| Exercise requirements |
Repeat every entry word for word, but leave the images out of your copy.

| Extracted data |
--------------------

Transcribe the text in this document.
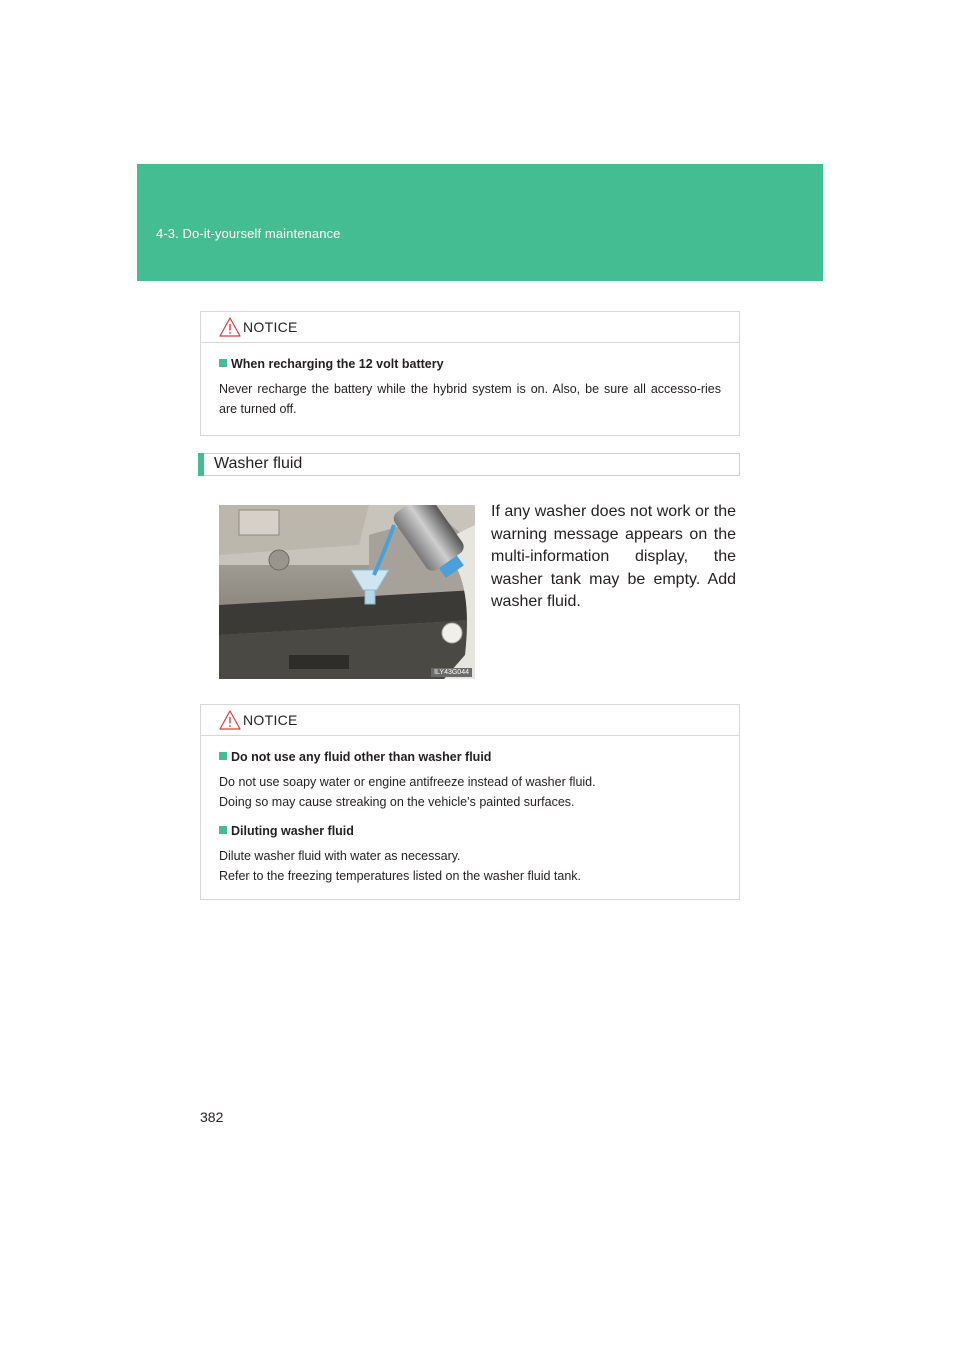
4-3. Do-it-yourself maintenance
NOTICE
When recharging the 12 volt battery

Never recharge the battery while the hybrid system is on. Also, be sure all accesso-ries are turned off.

Washer fluid
ILY43G044
If any washer does not work or the warning message appears on the multi-information display, the washer tank may be empty. Add washer fluid.
NOTICE
Do not use any fluid other than washer fluid

Do not use soapy water or engine antifreeze instead of washer fluid.

Doing so may cause streaking on the vehicle’s painted surfaces.

Diluting washer fluid

Dilute washer fluid with water as necessary.

Refer to the freezing temperatures listed on the washer fluid tank.

382
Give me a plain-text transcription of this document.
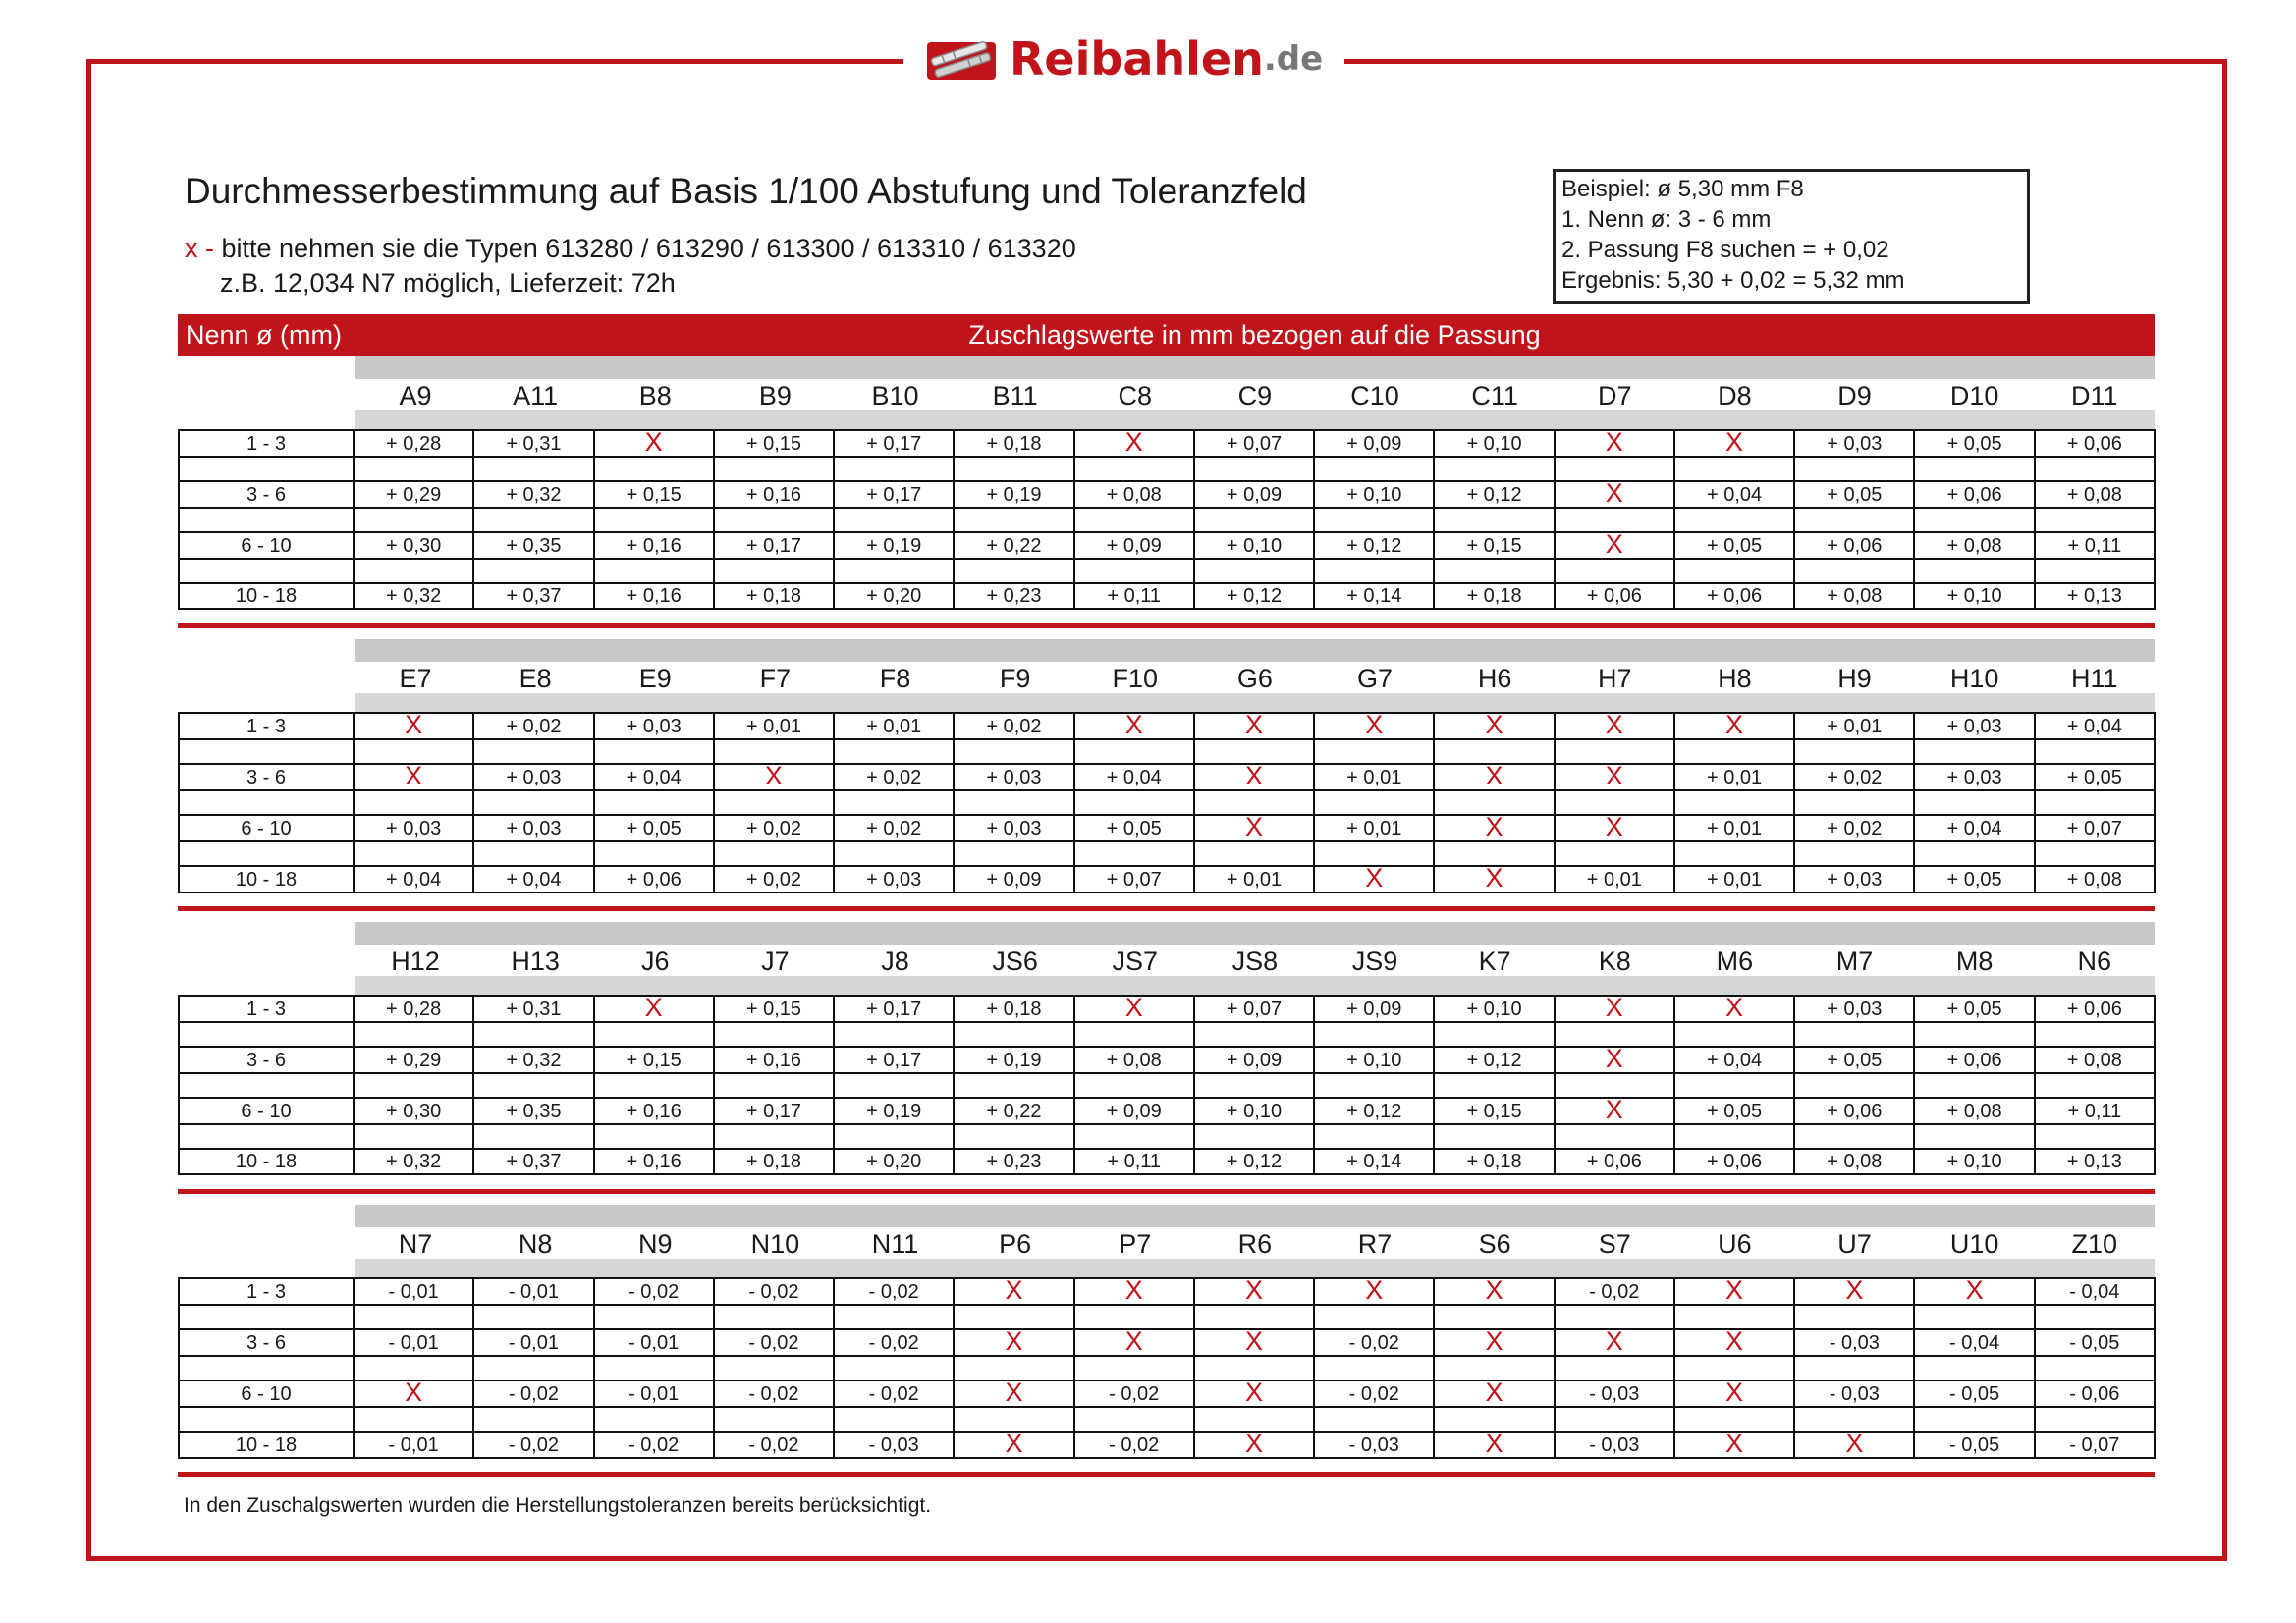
Reibahlen .de
Durchmesserbestimmung auf Basis 1/100 Abstufung und Toleranzfeld
x - bitte nehmen sie die Typen 613280 / 613290 / 613300 / 613310 / 613320
z.B. 12,034 N7 möglich, Lieferzeit: 72h
Beispiel: ø 5,30 mm F8
1. Nenn ø: 3 - 6 mm
2. Passung F8 suchen = + 0,02
Ergebnis: 5,30 + 0,02 = 5,32 mm
Nenn ø (mm)	Zuschlagswerte in mm bezogen auf die Passung
A9	A11	B8	B9	B10	B11	C8	C9	C10	C11	D7	D8	D9	D10	D11
1 - 3	+ 0,28	+ 0,31	X	+ 0,15	+ 0,17	+ 0,18	X	+ 0,07	+ 0,09	+ 0,10	X	X	+ 0,03	+ 0,05	+ 0,06

3 - 6	+ 0,29	+ 0,32	+ 0,15	+ 0,16	+ 0,17	+ 0,19	+ 0,08	+ 0,09	+ 0,10	+ 0,12	X	+ 0,04	+ 0,05	+ 0,06	+ 0,08

6 - 10	+ 0,30	+ 0,35	+ 0,16	+ 0,17	+ 0,19	+ 0,22	+ 0,09	+ 0,10	+ 0,12	+ 0,15	X	+ 0,05	+ 0,06	+ 0,08	+ 0,11

10 - 18	+ 0,32	+ 0,37	+ 0,16	+ 0,18	+ 0,20	+ 0,23	+ 0,11	+ 0,12	+ 0,14	+ 0,18	+ 0,06	+ 0,06	+ 0,08	+ 0,10	+ 0,13
E7	E8	E9	F7	F8	F9	F10	G6	G7	H6	H7	H8	H9	H10	H11
1 - 3	X	+ 0,02	+ 0,03	+ 0,01	+ 0,01	+ 0,02	X	X	X	X	X	X	+ 0,01	+ 0,03	+ 0,04

3 - 6	X	+ 0,03	+ 0,04	X	+ 0,02	+ 0,03	+ 0,04	X	+ 0,01	X	X	+ 0,01	+ 0,02	+ 0,03	+ 0,05

6 - 10	+ 0,03	+ 0,03	+ 0,05	+ 0,02	+ 0,02	+ 0,03	+ 0,05	X	+ 0,01	X	X	+ 0,01	+ 0,02	+ 0,04	+ 0,07

10 - 18	+ 0,04	+ 0,04	+ 0,06	+ 0,02	+ 0,03	+ 0,09	+ 0,07	+ 0,01	X	X	+ 0,01	+ 0,01	+ 0,03	+ 0,05	+ 0,08
H12	H13	J6	J7	J8	JS6	JS7	JS8	JS9	K7	K8	M6	M7	M8	N6
1 - 3	+ 0,28	+ 0,31	X	+ 0,15	+ 0,17	+ 0,18	X	+ 0,07	+ 0,09	+ 0,10	X	X	+ 0,03	+ 0,05	+ 0,06

3 - 6	+ 0,29	+ 0,32	+ 0,15	+ 0,16	+ 0,17	+ 0,19	+ 0,08	+ 0,09	+ 0,10	+ 0,12	X	+ 0,04	+ 0,05	+ 0,06	+ 0,08

6 - 10	+ 0,30	+ 0,35	+ 0,16	+ 0,17	+ 0,19	+ 0,22	+ 0,09	+ 0,10	+ 0,12	+ 0,15	X	+ 0,05	+ 0,06	+ 0,08	+ 0,11

10 - 18	+ 0,32	+ 0,37	+ 0,16	+ 0,18	+ 0,20	+ 0,23	+ 0,11	+ 0,12	+ 0,14	+ 0,18	+ 0,06	+ 0,06	+ 0,08	+ 0,10	+ 0,13
N7	N8	N9	N10	N11	P6	P7	R6	R7	S6	S7	U6	U7	U10	Z10
1 - 3	- 0,01	- 0,01	- 0,02	- 0,02	- 0,02	X	X	X	X	X	- 0,02	X	X	X	- 0,04

3 - 6	- 0,01	- 0,01	- 0,01	- 0,02	- 0,02	X	X	X	- 0,02	X	X	X	- 0,03	- 0,04	- 0,05

6 - 10	X	- 0,02	- 0,01	- 0,02	- 0,02	X	- 0,02	X	- 0,02	X	- 0,03	X	- 0,03	- 0,05	- 0,06

10 - 18	- 0,01	- 0,02	- 0,02	- 0,02	- 0,03	X	- 0,02	X	- 0,03	X	- 0,03	X	X	- 0,05	- 0,07
In den Zuschalgswerten wurden die Herstellungstoleranzen bereits berücksichtigt.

--------------------

| Response to this exercise |
Transcribe the text in this document.
4-3. Do-it-yourself maintenance
NOTICE
When recharging the 12 volt battery

Never recharge the battery while the hybrid system is on. Also, be sure all accesso-ries are turned off.

Washer fluid
ILY43G044
If any washer does not work or the warning message appears on the multi-information display, the washer tank may be empty. Add washer fluid.
NOTICE
Do not use any fluid other than washer fluid

Do not use soapy water or engine antifreeze instead of washer fluid.

Doing so may cause streaking on the vehicle’s painted surfaces.

Diluting washer fluid

Dilute washer fluid with water as necessary.

Refer to the freezing temperatures listed on the washer fluid tank.

382
Give me a plain-text transcription of this document.
Reibahlen .de
Durchmesserbestimmung auf Basis 1/100 Abstufung und Toleranzfeld
x - bitte nehmen sie die Typen 613280 / 613290 / 613300 / 613310 / 613320
z.B. 12,034 N7 möglich, Lieferzeit: 72h
Beispiel: ø 5,30 mm F8
1. Nenn ø: 3 - 6 mm
2. Passung F8 suchen = + 0,02
Ergebnis: 5,30 + 0,02 = 5,32 mm
Nenn ø (mm)	Zuschlagswerte in mm bezogen auf die Passung
A9	A11	B8	B9	B10	B11	C8	C9	C10	C11	D7	D8	D9	D10	D11
1 - 3	+ 0,28	+ 0,31	X	+ 0,15	+ 0,17	+ 0,18	X	+ 0,07	+ 0,09	+ 0,10	X	X	+ 0,03	+ 0,05	+ 0,06

3 - 6	+ 0,29	+ 0,32	+ 0,15	+ 0,16	+ 0,17	+ 0,19	+ 0,08	+ 0,09	+ 0,10	+ 0,12	X	+ 0,04	+ 0,05	+ 0,06	+ 0,08

6 - 10	+ 0,30	+ 0,35	+ 0,16	+ 0,17	+ 0,19	+ 0,22	+ 0,09	+ 0,10	+ 0,12	+ 0,15	X	+ 0,05	+ 0,06	+ 0,08	+ 0,11

10 - 18	+ 0,32	+ 0,37	+ 0,16	+ 0,18	+ 0,20	+ 0,23	+ 0,11	+ 0,12	+ 0,14	+ 0,18	+ 0,06	+ 0,06	+ 0,08	+ 0,10	+ 0,13
E7	E8	E9	F7	F8	F9	F10	G6	G7	H6	H7	H8	H9	H10	H11
1 - 3	X	+ 0,02	+ 0,03	+ 0,01	+ 0,01	+ 0,02	X	X	X	X	X	X	+ 0,01	+ 0,03	+ 0,04

3 - 6	X	+ 0,03	+ 0,04	X	+ 0,02	+ 0,03	+ 0,04	X	+ 0,01	X	X	+ 0,01	+ 0,02	+ 0,03	+ 0,05

6 - 10	+ 0,03	+ 0,03	+ 0,05	+ 0,02	+ 0,02	+ 0,03	+ 0,05	X	+ 0,01	X	X	+ 0,01	+ 0,02	+ 0,04	+ 0,07

10 - 18	+ 0,04	+ 0,04	+ 0,06	+ 0,02	+ 0,03	+ 0,09	+ 0,07	+ 0,01	X	X	+ 0,01	+ 0,01	+ 0,03	+ 0,05	+ 0,08
H12	H13	J6	J7	J8	JS6	JS7	JS8	JS9	K7	K8	M6	M7	M8	N6
1 - 3	+ 0,28	+ 0,31	X	+ 0,15	+ 0,17	+ 0,18	X	+ 0,07	+ 0,09	+ 0,10	X	X	+ 0,03	+ 0,05	+ 0,06

3 - 6	+ 0,29	+ 0,32	+ 0,15	+ 0,16	+ 0,17	+ 0,19	+ 0,08	+ 0,09	+ 0,10	+ 0,12	X	+ 0,04	+ 0,05	+ 0,06	+ 0,08

6 - 10	+ 0,30	+ 0,35	+ 0,16	+ 0,17	+ 0,19	+ 0,22	+ 0,09	+ 0,10	+ 0,12	+ 0,15	X	+ 0,05	+ 0,06	+ 0,08	+ 0,11

10 - 18	+ 0,32	+ 0,37	+ 0,16	+ 0,18	+ 0,20	+ 0,23	+ 0,11	+ 0,12	+ 0,14	+ 0,18	+ 0,06	+ 0,06	+ 0,08	+ 0,10	+ 0,13
N7	N8	N9	N10	N11	P6	P7	R6	R7	S6	S7	U6	U7	U10	Z10
1 - 3	- 0,01	- 0,01	- 0,02	- 0,02	- 0,02	X	X	X	X	X	- 0,02	X	X	X	- 0,04

3 - 6	- 0,01	- 0,01	- 0,01	- 0,02	- 0,02	X	X	X	- 0,02	X	X	X	- 0,03	- 0,04	- 0,05

6 - 10	X	- 0,02	- 0,01	- 0,02	- 0,02	X	- 0,02	X	- 0,02	X	- 0,03	X	- 0,03	- 0,05	- 0,06

10 - 18	- 0,01	- 0,02	- 0,02	- 0,02	- 0,03	X	- 0,02	X	- 0,03	X	- 0,03	X	X	- 0,05	- 0,07
In den Zuschalgswerten wurden die Herstellungstoleranzen bereits berücksichtigt.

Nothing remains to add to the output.